[Dataset items]
+++

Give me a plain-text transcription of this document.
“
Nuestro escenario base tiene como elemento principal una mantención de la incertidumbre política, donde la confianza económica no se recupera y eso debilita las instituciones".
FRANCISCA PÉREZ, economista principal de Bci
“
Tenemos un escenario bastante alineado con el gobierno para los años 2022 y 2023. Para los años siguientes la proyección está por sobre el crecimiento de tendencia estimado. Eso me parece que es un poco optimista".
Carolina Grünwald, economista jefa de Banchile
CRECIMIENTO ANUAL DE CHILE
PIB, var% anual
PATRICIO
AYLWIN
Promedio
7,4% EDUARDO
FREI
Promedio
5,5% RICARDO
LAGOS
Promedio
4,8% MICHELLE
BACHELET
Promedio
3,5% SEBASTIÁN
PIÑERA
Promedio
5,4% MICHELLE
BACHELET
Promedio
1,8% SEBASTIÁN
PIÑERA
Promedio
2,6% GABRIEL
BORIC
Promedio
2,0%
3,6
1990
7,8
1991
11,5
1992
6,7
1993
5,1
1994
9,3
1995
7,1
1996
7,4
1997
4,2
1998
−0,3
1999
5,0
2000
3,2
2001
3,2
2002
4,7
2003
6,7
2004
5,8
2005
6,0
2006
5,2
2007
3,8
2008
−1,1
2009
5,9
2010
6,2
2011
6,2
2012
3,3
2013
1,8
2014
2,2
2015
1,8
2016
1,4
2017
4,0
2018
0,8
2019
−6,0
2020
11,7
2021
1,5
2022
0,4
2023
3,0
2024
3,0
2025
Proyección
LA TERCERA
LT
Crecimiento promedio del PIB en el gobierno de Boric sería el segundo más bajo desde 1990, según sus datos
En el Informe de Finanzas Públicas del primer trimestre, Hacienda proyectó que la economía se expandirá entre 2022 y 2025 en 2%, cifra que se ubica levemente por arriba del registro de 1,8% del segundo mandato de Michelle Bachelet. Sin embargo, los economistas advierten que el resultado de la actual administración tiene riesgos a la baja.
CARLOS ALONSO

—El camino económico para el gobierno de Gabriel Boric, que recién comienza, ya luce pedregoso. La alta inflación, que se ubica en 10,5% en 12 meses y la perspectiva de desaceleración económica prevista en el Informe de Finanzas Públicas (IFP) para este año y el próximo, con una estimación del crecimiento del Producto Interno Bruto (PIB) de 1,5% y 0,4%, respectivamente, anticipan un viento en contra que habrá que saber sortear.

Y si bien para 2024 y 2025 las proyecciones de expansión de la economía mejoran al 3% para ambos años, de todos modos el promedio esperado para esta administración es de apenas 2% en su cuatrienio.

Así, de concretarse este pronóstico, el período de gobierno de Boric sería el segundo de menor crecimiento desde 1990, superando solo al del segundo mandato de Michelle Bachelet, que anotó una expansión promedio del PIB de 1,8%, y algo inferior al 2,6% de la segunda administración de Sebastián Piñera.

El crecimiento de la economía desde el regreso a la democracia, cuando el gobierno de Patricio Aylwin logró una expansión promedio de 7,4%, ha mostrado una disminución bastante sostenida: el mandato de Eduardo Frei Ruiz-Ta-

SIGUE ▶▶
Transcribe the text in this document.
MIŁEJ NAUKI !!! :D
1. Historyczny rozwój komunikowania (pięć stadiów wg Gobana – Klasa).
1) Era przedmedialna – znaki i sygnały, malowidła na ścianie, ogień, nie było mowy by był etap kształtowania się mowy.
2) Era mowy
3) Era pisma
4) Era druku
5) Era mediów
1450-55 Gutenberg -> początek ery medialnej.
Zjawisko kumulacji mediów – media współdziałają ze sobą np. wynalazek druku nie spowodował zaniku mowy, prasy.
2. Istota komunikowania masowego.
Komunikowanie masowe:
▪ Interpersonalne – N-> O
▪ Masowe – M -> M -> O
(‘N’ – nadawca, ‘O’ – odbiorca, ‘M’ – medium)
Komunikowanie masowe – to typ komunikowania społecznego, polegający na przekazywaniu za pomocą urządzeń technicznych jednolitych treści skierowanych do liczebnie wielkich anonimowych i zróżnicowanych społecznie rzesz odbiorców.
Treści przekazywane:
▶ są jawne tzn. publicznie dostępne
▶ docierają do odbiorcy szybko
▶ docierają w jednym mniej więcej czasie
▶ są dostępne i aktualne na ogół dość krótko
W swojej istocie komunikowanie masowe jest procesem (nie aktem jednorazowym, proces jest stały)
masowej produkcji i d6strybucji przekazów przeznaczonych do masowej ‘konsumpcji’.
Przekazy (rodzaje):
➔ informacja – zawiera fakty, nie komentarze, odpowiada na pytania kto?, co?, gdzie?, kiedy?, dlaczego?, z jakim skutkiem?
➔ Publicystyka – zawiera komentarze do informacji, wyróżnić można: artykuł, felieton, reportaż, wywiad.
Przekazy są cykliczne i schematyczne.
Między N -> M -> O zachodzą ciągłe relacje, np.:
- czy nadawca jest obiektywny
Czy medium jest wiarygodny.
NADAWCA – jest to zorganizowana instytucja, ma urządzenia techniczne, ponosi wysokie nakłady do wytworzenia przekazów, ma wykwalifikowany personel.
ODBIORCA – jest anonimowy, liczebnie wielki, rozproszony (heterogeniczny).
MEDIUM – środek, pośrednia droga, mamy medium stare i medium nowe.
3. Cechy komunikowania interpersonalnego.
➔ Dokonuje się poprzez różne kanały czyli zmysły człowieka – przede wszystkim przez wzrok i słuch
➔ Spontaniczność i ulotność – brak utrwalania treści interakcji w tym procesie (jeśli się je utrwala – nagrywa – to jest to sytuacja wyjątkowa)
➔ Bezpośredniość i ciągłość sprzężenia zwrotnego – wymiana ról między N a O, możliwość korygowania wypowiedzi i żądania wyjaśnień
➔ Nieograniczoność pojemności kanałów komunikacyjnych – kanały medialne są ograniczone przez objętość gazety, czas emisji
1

+++

■ Goal: Copy out each line exactly as written.

■ Complete answer:
Give me a plain-text transcription of this document.
“
Nuestro escenario base tiene como elemento principal una mantención de la incertidumbre política, donde la confianza económica no se recupera y eso debilita las instituciones".
FRANCISCA PÉREZ, economista principal de Bci
“
Tenemos un escenario bastante alineado con el gobierno para los años 2022 y 2023. Para los años siguientes la proyección está por sobre el crecimiento de tendencia estimado. Eso me parece que es un poco optimista".
Carolina Grünwald, economista jefa de Banchile
CRECIMIENTO ANUAL DE CHILE
PIB, var% anual
PATRICIO
AYLWIN
Promedio
7,4% EDUARDO
FREI
Promedio
5,5% RICARDO
LAGOS
Promedio
4,8% MICHELLE
BACHELET
Promedio
3,5% SEBASTIÁN
PIÑERA
Promedio
5,4% MICHELLE
BACHELET
Promedio
1,8% SEBASTIÁN
PIÑERA
Promedio
2,6% GABRIEL
BORIC
Promedio
2,0%
3,6
1990
7,8
1991
11,5
1992
6,7
1993
5,1
1994
9,3
1995
7,1
1996
7,4
1997
4,2
1998
−0,3
1999
5,0
2000
3,2
2001
3,2
2002
4,7
2003
6,7
2004
5,8
2005
6,0
2006
5,2
2007
3,8
2008
−1,1
2009
5,9
2010
6,2
2011
6,2
2012
3,3
2013
1,8
2014
2,2
2015
1,8
2016
1,4
2017
4,0
2018
0,8
2019
−6,0
2020
11,7
2021
1,5
2022
0,4
2023
3,0
2024
3,0
2025
Proyección
LA TERCERA
LT
Crecimiento promedio del PIB en el gobierno de Boric sería el segundo más bajo desde 1990, según sus datos
En el Informe de Finanzas Públicas del primer trimestre, Hacienda proyectó que la economía se expandirá entre 2022 y 2025 en 2%, cifra que se ubica levemente por arriba del registro de 1,8% del segundo mandato de Michelle Bachelet. Sin embargo, los economistas advierten que el resultado de la actual administración tiene riesgos a la baja.
CARLOS ALONSO

—El camino económico para el gobierno de Gabriel Boric, que recién comienza, ya luce pedregoso. La alta inflación, que se ubica en 10,5% en 12 meses y la perspectiva de desaceleración económica prevista en el Informe de Finanzas Públicas (IFP) para este año y el próximo, con una estimación del crecimiento del Producto Interno Bruto (PIB) de 1,5% y 0,4%, respectivamente, anticipan un viento en contra que habrá que saber sortear.

Y si bien para 2024 y 2025 las proyecciones de expansión de la economía mejoran al 3% para ambos años, de todos modos el promedio esperado para esta administración es de apenas 2% en su cuatrienio.

Así, de concretarse este pronóstico, el período de gobierno de Boric sería el segundo de menor crecimiento desde 1990, superando solo al del segundo mandato de Michelle Bachelet, que anotó una expansión promedio del PIB de 1,8%, y algo inferior al 2,6% de la segunda administración de Sebastián Piñera.

El crecimiento de la economía desde el regreso a la democracia, cuando el gobierno de Patricio Aylwin logró una expansión promedio de 7,4%, ha mostrado una disminución bastante sostenida: el mandato de Eduardo Frei Ruiz-Ta-

SIGUE ▶▶
Transcribe the text in this document.
MIŁEJ NAUKI !!! :D
1. Historyczny rozwój komunikowania (pięć stadiów wg Gobana – Klasa).
1) Era przedmedialna – znaki i sygnały, malowidła na ścianie, ogień, nie było mowy by był etap kształtowania się mowy.
2) Era mowy
3) Era pisma
4) Era druku
5) Era mediów
1450-55 Gutenberg -> początek ery medialnej.
Zjawisko kumulacji mediów – media współdziałają ze sobą np. wynalazek druku nie spowodował zaniku mowy, prasy.
2. Istota komunikowania masowego.
Komunikowanie masowe:
▪ Interpersonalne – N-> O
▪ Masowe – M -> M -> O
(‘N’ – nadawca, ‘O’ – odbiorca, ‘M’ – medium)
Komunikowanie masowe – to typ komunikowania społecznego, polegający na przekazywaniu za pomocą urządzeń technicznych jednolitych treści skierowanych do liczebnie wielkich anonimowych i zróżnicowanych społecznie rzesz odbiorców.
Treści przekazywane:
▶ są jawne tzn. publicznie dostępne
▶ docierają do odbiorcy szybko
▶ docierają w jednym mniej więcej czasie
▶ są dostępne i aktualne na ogół dość krótko
W swojej istocie komunikowanie masowe jest procesem (nie aktem jednorazowym, proces jest stały)
masowej produkcji i d6strybucji przekazów przeznaczonych do masowej ‘konsumpcji’.
Przekazy (rodzaje):
➔ informacja – zawiera fakty, nie komentarze, odpowiada na pytania kto?, co?, gdzie?, kiedy?, dlaczego?, z jakim skutkiem?
➔ Publicystyka – zawiera komentarze do informacji, wyróżnić można: artykuł, felieton, reportaż, wywiad.
Przekazy są cykliczne i schematyczne.
Między N -> M -> O zachodzą ciągłe relacje, np.:
- czy nadawca jest obiektywny
Czy medium jest wiarygodny.
NADAWCA – jest to zorganizowana instytucja, ma urządzenia techniczne, ponosi wysokie nakłady do wytworzenia przekazów, ma wykwalifikowany personel.
ODBIORCA – jest anonimowy, liczebnie wielki, rozproszony (heterogeniczny).
MEDIUM – środek, pośrednia droga, mamy medium stare i medium nowe.
3. Cechy komunikowania interpersonalnego.
➔ Dokonuje się poprzez różne kanały czyli zmysły człowieka – przede wszystkim przez wzrok i słuch
➔ Spontaniczność i ulotność – brak utrwalania treści interakcji w tym procesie (jeśli się je utrwala – nagrywa – to jest to sytuacja wyjątkowa)
➔ Bezpośredniość i ciągłość sprzężenia zwrotnego – wymiana ról między N a O, możliwość korygowania wypowiedzi i żądania wyjaśnień
➔ Nieograniczoność pojemności kanałów komunikacyjnych – kanały medialne są ograniczone przez objętość gazety, czas emisji
1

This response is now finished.